### LISTED ENTRIES:
>> Start
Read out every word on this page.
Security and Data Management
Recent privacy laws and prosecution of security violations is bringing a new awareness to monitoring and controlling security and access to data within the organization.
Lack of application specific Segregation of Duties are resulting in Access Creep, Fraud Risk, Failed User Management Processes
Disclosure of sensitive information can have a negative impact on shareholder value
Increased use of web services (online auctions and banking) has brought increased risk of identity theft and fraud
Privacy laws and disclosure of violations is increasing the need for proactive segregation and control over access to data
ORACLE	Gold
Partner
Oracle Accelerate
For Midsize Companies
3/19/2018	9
>> End
### WHAT TO WORK ON:
Count the lines of the material that include the word "laws", then state only the total.

### ANSWER TO THIS PROBLEM:
2